SHORT PROBLEM
Pick out all lines of the entries that include the word "mitigate" and copy them.

EXTRACTED INFORMATION
......

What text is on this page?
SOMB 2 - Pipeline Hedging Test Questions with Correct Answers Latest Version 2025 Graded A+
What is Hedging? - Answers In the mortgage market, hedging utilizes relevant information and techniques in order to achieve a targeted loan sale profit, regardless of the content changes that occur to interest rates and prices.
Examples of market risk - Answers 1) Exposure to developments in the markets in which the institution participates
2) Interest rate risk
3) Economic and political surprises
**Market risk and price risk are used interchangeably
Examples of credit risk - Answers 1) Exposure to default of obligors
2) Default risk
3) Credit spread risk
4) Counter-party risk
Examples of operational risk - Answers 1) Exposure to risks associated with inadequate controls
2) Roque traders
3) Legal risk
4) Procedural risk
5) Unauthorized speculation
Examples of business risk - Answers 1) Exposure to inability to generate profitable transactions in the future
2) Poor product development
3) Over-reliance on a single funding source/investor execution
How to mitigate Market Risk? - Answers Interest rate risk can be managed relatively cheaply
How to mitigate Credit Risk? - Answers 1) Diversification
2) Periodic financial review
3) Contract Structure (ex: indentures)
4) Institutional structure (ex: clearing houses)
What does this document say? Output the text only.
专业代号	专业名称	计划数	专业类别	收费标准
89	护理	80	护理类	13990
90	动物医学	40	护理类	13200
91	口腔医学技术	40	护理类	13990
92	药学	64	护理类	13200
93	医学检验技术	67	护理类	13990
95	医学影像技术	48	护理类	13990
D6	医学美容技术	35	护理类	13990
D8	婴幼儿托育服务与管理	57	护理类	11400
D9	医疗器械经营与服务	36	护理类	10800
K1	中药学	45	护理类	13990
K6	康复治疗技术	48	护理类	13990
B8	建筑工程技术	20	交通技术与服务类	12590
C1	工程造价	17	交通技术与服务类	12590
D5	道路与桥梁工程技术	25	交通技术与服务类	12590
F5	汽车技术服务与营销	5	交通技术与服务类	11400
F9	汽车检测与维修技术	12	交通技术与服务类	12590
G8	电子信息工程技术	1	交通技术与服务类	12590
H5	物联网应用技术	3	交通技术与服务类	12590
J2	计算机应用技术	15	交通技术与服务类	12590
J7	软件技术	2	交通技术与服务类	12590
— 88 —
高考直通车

......

THE ANSWER
How to mitigate Market Risk? - Answers Interest rate risk can be managed relatively cheaply
How to mitigate Credit Risk? - Answers 1) Diversification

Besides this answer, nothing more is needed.